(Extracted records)
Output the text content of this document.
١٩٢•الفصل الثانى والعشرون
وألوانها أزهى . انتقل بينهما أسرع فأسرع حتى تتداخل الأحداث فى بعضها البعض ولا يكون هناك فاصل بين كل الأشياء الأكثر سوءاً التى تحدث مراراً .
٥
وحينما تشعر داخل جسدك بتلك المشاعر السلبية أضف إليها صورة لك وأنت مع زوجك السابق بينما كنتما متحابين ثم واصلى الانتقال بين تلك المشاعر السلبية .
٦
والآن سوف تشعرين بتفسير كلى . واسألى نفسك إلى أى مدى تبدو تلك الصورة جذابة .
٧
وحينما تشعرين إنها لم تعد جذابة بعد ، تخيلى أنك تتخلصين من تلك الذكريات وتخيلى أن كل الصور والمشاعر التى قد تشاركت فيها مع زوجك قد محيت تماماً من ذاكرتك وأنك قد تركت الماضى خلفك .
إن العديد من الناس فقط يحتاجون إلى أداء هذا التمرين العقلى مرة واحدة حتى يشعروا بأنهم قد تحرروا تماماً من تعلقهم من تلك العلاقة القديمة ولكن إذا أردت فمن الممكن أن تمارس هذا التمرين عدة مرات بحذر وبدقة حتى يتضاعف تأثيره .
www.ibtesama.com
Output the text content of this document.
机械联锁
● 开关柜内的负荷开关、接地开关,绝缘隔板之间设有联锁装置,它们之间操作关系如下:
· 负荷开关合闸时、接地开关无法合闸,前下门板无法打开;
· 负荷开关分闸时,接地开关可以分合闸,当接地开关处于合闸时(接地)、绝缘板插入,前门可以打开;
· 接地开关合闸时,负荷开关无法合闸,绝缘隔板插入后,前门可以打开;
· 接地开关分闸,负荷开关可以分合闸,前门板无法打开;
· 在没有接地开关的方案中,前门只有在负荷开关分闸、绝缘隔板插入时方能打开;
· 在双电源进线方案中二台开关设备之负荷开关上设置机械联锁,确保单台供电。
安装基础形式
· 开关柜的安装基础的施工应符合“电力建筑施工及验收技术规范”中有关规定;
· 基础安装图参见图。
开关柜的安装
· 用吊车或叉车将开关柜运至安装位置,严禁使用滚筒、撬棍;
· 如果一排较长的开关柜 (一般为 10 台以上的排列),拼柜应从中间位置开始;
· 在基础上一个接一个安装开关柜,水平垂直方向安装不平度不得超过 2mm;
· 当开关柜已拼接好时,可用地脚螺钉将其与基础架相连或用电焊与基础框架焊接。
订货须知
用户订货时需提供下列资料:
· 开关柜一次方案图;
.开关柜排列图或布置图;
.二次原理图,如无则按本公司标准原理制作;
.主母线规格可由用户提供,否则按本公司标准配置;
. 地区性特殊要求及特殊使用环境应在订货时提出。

[WHAT IS NEEDED]: Across the material above, count every line holding "وحينما" and write down only the number.

[ANSWER TO THE TASK]: 2